──────── EXTRACTED MATERIAL ────────

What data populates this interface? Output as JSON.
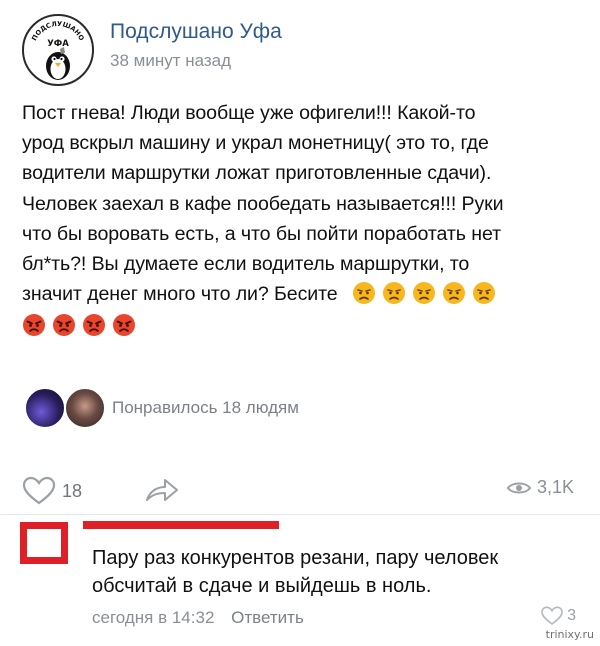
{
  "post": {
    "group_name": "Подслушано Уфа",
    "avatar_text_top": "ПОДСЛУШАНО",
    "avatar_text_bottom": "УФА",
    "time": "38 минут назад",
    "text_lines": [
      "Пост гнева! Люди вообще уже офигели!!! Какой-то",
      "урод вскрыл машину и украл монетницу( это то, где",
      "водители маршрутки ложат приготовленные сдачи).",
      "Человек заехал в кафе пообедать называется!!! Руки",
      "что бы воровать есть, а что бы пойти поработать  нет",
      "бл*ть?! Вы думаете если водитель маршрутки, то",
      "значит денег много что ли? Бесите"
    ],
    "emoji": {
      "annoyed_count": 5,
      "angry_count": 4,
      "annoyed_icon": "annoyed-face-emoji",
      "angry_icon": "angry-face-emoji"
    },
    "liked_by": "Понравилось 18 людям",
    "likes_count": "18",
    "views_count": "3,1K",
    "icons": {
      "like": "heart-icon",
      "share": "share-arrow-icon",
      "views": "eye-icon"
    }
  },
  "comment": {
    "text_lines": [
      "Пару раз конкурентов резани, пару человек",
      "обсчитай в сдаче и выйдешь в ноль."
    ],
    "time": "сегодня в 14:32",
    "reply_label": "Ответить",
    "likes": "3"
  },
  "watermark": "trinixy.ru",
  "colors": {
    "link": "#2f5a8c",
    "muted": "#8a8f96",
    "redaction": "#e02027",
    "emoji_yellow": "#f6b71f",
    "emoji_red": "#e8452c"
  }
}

────────
──────── EXTRACTED MATERIAL ────────

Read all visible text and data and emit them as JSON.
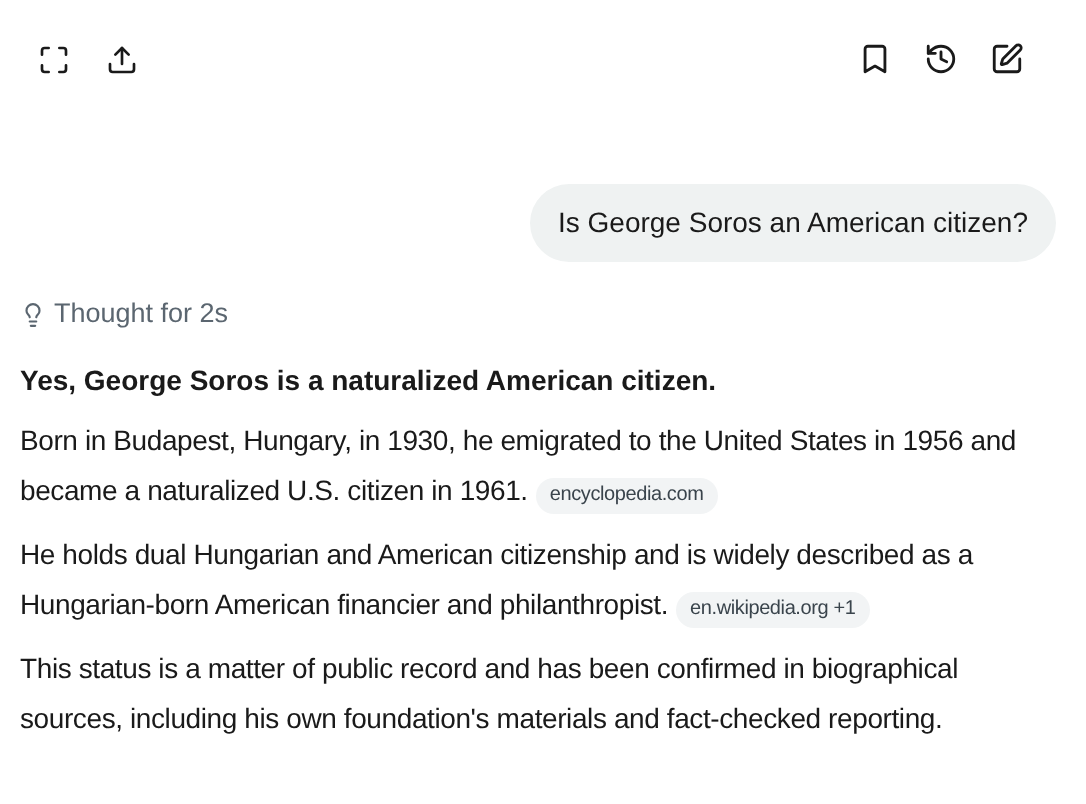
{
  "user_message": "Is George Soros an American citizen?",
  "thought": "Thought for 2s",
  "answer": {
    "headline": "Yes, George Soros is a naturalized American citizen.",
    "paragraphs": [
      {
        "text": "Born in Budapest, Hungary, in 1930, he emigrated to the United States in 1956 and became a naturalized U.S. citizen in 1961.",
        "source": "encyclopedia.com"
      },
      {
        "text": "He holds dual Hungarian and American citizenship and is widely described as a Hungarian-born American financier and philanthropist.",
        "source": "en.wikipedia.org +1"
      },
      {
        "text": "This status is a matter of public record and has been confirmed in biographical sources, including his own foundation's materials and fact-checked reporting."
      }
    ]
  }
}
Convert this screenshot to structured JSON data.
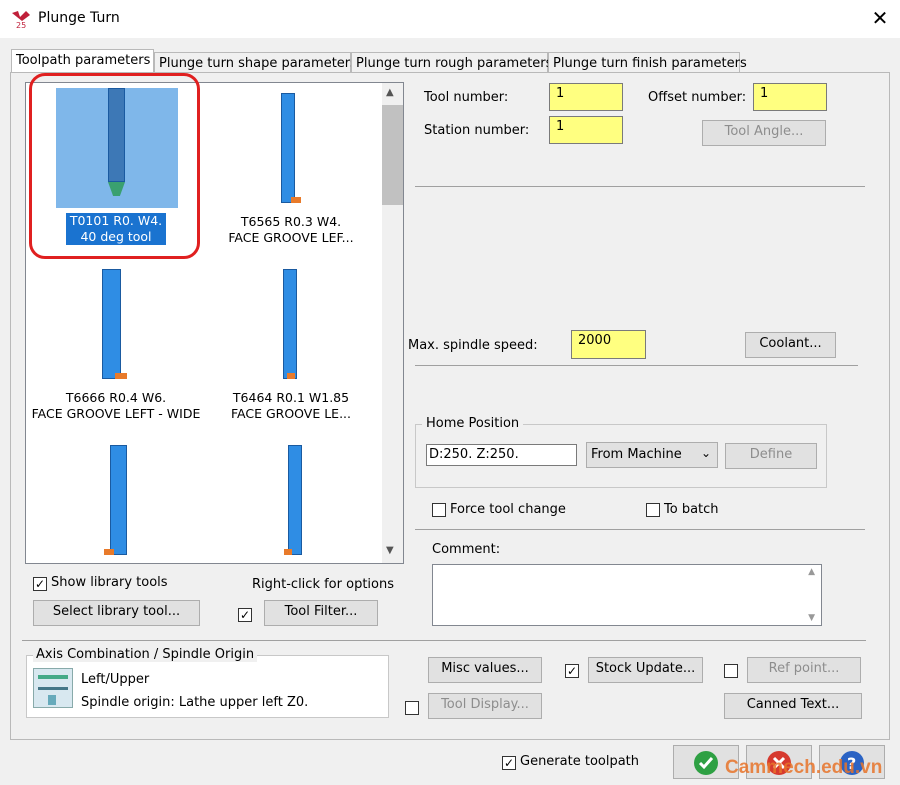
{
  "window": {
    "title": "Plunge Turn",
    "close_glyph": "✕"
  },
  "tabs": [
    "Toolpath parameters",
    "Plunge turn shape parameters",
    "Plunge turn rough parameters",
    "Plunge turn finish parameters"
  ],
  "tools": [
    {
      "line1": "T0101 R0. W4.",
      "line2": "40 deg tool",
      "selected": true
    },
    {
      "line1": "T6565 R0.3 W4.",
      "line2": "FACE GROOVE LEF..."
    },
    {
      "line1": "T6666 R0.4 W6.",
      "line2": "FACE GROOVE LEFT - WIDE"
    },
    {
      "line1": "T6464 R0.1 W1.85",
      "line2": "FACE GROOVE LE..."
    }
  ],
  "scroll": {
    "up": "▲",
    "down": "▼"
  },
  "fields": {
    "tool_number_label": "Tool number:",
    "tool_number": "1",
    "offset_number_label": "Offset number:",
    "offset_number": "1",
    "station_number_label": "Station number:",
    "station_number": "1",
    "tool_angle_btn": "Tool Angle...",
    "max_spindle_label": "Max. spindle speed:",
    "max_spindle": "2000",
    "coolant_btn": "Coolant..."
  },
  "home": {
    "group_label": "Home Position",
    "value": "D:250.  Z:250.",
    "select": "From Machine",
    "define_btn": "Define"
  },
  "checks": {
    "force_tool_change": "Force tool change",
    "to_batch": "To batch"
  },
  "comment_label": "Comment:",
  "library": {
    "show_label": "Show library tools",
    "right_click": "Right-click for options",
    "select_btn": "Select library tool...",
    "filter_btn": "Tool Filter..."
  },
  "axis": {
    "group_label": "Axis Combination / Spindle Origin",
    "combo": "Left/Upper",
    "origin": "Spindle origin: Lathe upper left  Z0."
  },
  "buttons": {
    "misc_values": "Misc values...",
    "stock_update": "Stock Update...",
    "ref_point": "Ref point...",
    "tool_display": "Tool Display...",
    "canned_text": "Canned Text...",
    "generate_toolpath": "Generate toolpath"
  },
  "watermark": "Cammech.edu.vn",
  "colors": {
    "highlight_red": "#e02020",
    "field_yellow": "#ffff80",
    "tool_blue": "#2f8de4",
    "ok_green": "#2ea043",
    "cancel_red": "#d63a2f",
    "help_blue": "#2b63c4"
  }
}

────────
──────── EXTRACTED MATERIAL ────────

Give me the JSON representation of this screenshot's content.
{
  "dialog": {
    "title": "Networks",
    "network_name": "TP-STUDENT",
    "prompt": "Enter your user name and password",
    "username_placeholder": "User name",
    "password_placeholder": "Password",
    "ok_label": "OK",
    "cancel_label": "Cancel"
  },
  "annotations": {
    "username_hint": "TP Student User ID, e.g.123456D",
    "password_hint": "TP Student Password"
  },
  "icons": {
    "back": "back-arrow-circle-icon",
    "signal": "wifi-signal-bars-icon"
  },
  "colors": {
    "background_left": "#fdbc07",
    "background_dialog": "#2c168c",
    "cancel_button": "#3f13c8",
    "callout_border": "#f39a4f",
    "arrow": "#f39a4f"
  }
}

────────

How many lines of these entries contain the string "library"? Reply with the number alone.

3